● **Task prompt**:
Filter the records below and copy every line containing the word "COURT".

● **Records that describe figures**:
************

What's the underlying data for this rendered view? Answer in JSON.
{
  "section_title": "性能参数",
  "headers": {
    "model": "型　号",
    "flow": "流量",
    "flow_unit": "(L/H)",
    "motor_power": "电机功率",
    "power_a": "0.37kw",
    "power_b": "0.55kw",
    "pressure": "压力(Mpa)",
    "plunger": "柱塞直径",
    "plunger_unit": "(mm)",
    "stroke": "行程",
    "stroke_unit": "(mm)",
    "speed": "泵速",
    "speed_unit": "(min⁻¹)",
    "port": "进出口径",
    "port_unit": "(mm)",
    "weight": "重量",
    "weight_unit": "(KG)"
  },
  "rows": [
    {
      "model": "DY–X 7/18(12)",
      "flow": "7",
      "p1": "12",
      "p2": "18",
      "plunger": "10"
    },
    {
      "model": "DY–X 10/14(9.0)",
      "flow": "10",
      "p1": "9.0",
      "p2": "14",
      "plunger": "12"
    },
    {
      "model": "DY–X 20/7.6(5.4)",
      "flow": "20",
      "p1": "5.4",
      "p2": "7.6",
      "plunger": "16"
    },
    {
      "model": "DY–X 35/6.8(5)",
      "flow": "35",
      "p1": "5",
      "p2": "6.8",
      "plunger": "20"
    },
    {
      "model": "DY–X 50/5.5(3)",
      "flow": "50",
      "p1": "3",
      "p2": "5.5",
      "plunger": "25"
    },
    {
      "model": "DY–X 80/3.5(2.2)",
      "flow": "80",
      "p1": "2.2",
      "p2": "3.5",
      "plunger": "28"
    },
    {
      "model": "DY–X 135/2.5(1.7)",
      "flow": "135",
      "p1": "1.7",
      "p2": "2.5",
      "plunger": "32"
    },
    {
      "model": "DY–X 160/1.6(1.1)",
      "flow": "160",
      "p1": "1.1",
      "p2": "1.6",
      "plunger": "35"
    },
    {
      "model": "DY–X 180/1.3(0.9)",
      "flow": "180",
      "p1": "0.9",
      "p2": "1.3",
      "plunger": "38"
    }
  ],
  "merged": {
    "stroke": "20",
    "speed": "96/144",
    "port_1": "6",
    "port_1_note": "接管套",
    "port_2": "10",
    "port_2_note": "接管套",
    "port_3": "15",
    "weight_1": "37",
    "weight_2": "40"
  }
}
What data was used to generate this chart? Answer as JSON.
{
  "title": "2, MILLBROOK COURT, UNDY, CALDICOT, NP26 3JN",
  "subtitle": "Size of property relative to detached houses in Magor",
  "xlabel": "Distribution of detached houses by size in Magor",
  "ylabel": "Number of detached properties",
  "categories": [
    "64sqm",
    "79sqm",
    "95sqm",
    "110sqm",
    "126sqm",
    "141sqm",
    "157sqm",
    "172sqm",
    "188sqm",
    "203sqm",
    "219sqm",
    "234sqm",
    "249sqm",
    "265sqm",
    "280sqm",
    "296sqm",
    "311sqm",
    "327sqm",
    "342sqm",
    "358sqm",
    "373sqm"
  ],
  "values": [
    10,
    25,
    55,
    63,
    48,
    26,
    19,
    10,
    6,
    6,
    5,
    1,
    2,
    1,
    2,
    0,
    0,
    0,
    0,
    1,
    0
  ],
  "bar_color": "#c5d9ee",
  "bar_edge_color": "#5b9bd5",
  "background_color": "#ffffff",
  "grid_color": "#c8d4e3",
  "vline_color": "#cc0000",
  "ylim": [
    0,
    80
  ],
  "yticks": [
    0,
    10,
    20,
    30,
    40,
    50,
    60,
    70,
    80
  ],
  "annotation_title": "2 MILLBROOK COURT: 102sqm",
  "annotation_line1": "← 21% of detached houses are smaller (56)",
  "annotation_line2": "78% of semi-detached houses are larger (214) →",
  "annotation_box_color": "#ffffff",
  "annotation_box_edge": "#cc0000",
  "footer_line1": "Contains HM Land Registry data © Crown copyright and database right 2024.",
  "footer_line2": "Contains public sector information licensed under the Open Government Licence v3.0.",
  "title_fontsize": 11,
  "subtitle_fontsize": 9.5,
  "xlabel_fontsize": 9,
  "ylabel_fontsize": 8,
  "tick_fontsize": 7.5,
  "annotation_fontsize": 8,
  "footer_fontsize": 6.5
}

************

● **Reply**:
  "title": "2, MILLBROOK COURT, UNDY, CALDICOT, NP26 3JN",
  "annotation_title": "2 MILLBROOK COURT: 102sqm",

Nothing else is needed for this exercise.